### Source data ###

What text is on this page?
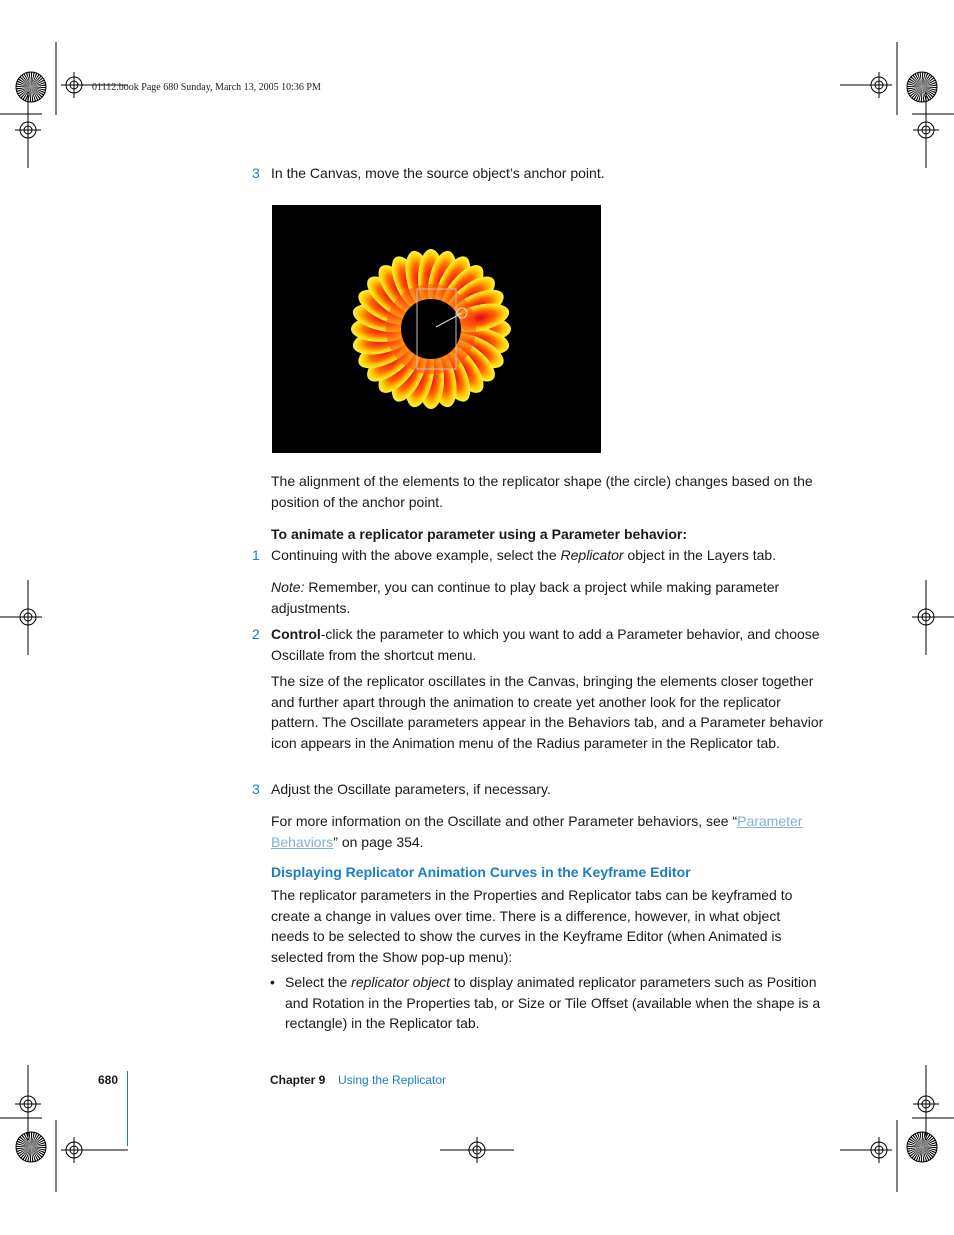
01112.book Page 680 Sunday, March 13, 2005 10:36 PM
3 In the Canvas, move the source object’s anchor point.
The alignment of the elements to the replicator shape (the circle) changes based on the position of the anchor point.
To animate a replicator parameter using a Parameter behavior:
1 Continuing with the above example, select the Replicator object in the Layers tab.
Note: Remember, you can continue to play back a project while making parameter adjustments.
2 Control-click the parameter to which you want to add a Parameter behavior, and choose Oscillate from the shortcut menu.
The size of the replicator oscillates in the Canvas, bringing the elements closer together and further apart through the animation to create yet another look for the replicator pattern. The Oscillate parameters appear in the Behaviors tab, and a Parameter behavior icon appears in the Animation menu of the Radius parameter in the Replicator tab.
3 Adjust the Oscillate parameters, if necessary.
For more information on the Oscillate and other Parameter behaviors, see “Parameter Behaviors” on page 354.
Displaying Replicator Animation Curves in the Keyframe Editor
The replicator parameters in the Properties and Replicator tabs can be keyframed to create a change in values over time. There is a difference, however, in what object needs to be selected to show the curves in the Keyframe Editor (when Animated is selected from the Show pop-up menu):
• Select the replicator object to display animated replicator parameters such as Position and Rotation in the Properties tab, or Size or Tile Offset (available when the shape is a rectangle) in the Replicator tab.
680	Chapter 9 Using the Replicator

###

*What you are asked to do*
Find how many lines of the listing include the string "Animation" and give that number, nothing else.

*Complete answer*
2